Given entries>
------------
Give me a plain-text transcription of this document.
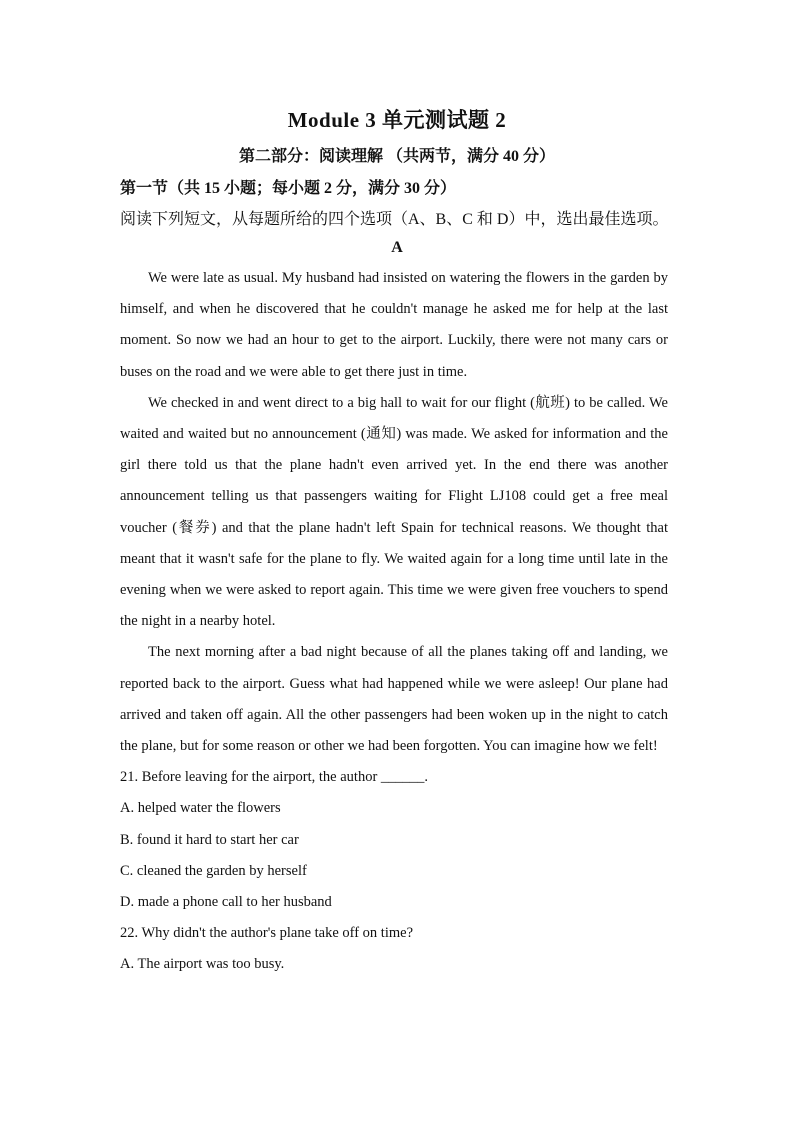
Module 3 单元测试题 2
第二部分：阅读理解 （共两节，满分 40 分）
第一节（共 15 小题；每小题 2 分，满分 30 分）
阅读下列短文，从每题所给的四个选项（A、B、C 和 D）中，选出最佳选项。
A

We were late as usual. My husband had insisted on watering the flowers in the garden by himself, and when he discovered that he couldn't manage he asked me for help at the last moment. So now we had an hour to get to the airport. Luckily, there were not many cars or buses on the road and we were able to get there just in time.

We checked in and went direct to a big hall to wait for our flight (航班) to be called. We waited and waited but no announcement (通知) was made. We asked for information and the girl there told us that the plane hadn't even arrived yet. In the end there was another announcement telling us that passengers waiting for Flight LJ108 could get a free meal voucher (餐券) and that the plane hadn't left Spain for technical reasons. We thought that meant that it wasn't safe for the plane to fly. We waited again for a long time until late in the evening when we were asked to report again. This time we were given free vouchers to spend the night in a nearby hotel.

The next morning after a bad night because of all the planes taking off and landing, we reported back to the airport. Guess what had happened while we were asleep! Our plane had arrived and taken off again. All the other passengers had been woken up in the night to catch the plane, but for some reason or other we had been forgotten. You can imagine how we felt!

21. Before leaving for the airport, the author ______.

A. helped water the flowers

B. found it hard to start her car

C. cleaned the garden by herself

D. made a phone call to her husband

22. Why didn't the author's plane take off on time?

A. The airport was too busy.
------------
Look through the listing above. Pick out each line with "garden" and copy it.

Final result>
We were late as usual. My husband had insisted on watering the flowers in the garden by himself, and when he discovered that he couldn't manage he asked me for help at the last moment. So now we had an hour to get to the airport. Luckily, there were not many cars or buses on the road and we were able to get there just in time.
C. cleaned the garden by herself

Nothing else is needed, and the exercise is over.